Given instruction -
Set down the full listing exactly, character for character.

Collection entries:
**********
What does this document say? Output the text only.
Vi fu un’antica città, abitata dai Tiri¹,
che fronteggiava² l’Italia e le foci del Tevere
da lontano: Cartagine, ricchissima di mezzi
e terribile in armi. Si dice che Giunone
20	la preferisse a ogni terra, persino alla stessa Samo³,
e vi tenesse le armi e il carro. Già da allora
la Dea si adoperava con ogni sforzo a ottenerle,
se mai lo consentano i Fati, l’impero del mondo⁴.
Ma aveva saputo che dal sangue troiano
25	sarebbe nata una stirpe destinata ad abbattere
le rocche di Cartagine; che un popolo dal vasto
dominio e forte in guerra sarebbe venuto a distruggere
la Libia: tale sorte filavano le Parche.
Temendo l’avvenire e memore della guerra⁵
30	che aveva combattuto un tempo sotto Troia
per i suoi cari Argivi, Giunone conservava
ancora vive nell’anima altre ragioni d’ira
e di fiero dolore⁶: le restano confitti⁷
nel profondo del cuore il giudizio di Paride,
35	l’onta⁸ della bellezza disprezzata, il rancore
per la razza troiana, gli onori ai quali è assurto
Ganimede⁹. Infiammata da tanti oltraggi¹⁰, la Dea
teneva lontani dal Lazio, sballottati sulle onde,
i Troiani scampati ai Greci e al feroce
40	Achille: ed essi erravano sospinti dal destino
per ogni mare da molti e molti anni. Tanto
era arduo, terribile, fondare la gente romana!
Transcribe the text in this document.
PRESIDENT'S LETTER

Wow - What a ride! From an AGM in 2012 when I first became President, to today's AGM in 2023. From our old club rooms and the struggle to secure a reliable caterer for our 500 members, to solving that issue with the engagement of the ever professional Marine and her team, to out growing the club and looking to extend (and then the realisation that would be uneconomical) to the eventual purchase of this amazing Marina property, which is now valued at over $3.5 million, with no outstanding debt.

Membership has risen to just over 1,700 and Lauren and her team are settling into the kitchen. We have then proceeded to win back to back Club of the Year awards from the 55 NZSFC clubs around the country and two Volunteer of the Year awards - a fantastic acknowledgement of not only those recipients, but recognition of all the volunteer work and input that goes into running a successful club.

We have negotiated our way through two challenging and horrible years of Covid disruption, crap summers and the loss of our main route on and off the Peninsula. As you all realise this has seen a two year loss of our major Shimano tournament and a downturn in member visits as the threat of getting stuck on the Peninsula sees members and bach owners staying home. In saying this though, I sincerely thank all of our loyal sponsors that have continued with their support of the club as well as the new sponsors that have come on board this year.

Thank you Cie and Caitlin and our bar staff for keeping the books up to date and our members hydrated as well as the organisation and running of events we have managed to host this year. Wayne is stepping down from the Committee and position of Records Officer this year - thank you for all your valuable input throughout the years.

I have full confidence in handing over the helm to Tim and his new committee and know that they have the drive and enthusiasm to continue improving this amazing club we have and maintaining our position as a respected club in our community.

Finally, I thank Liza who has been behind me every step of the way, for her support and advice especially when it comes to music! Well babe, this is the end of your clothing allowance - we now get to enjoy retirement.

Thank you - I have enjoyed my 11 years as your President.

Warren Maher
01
**********
Solution for this exercise -
What does this document say? Output the text only.
Vi fu un’antica città, abitata dai Tiri¹,
che fronteggiava² l’Italia e le foci del Tevere
da lontano: Cartagine, ricchissima di mezzi
e terribile in armi. Si dice che Giunone
20	la preferisse a ogni terra, persino alla stessa Samo³,
e vi tenesse le armi e il carro. Già da allora
la Dea si adoperava con ogni sforzo a ottenerle,
se mai lo consentano i Fati, l’impero del mondo⁴.
Ma aveva saputo che dal sangue troiano
25	sarebbe nata una stirpe destinata ad abbattere
le rocche di Cartagine; che un popolo dal vasto
dominio e forte in guerra sarebbe venuto a distruggere
la Libia: tale sorte filavano le Parche.
Temendo l’avvenire e memore della guerra⁵
30	che aveva combattuto un tempo sotto Troia
per i suoi cari Argivi, Giunone conservava
ancora vive nell’anima altre ragioni d’ira
e di fiero dolore⁶: le restano confitti⁷
nel profondo del cuore il giudizio di Paride,
35	l’onta⁸ della bellezza disprezzata, il rancore
per la razza troiana, gli onori ai quali è assurto
Ganimede⁹. Infiammata da tanti oltraggi¹⁰, la Dea
teneva lontani dal Lazio, sballottati sulle onde,
i Troiani scampati ai Greci e al feroce
40	Achille: ed essi erravano sospinti dal destino
per ogni mare da molti e molti anni. Tanto
era arduo, terribile, fondare la gente romana!
Transcribe the text in this document.
PRESIDENT'S LETTER

Wow - What a ride! From an AGM in 2012 when I first became President, to today's AGM in 2023. From our old club rooms and the struggle to secure a reliable caterer for our 500 members, to solving that issue with the engagement of the ever professional Marine and her team, to out growing the club and looking to extend (and then the realisation that would be uneconomical) to the eventual purchase of this amazing Marina property, which is now valued at over $3.5 million, with no outstanding debt.

Membership has risen to just over 1,700 and Lauren and her team are settling into the kitchen. We have then proceeded to win back to back Club of the Year awards from the 55 NZSFC clubs around the country and two Volunteer of the Year awards - a fantastic acknowledgement of not only those recipients, but recognition of all the volunteer work and input that goes into running a successful club.

We have negotiated our way through two challenging and horrible years of Covid disruption, crap summers and the loss of our main route on and off the Peninsula. As you all realise this has seen a two year loss of our major Shimano tournament and a downturn in member visits as the threat of getting stuck on the Peninsula sees members and bach owners staying home. In saying this though, I sincerely thank all of our loyal sponsors that have continued with their support of the club as well as the new sponsors that have come on board this year.

Thank you Cie and Caitlin and our bar staff for keeping the books up to date and our members hydrated as well as the organisation and running of events we have managed to host this year. Wayne is stepping down from the Committee and position of Records Officer this year - thank you for all your valuable input throughout the years.

I have full confidence in handing over the helm to Tim and his new committee and know that they have the drive and enthusiasm to continue improving this amazing club we have and maintaining our position as a respected club in our community.

Finally, I thank Liza who has been behind me every step of the way, for her support and advice especially when it comes to music! Well babe, this is the end of your clothing allowance - we now get to enjoy retirement.

Thank you - I have enjoyed my 11 years as your President.

Warren Maher
01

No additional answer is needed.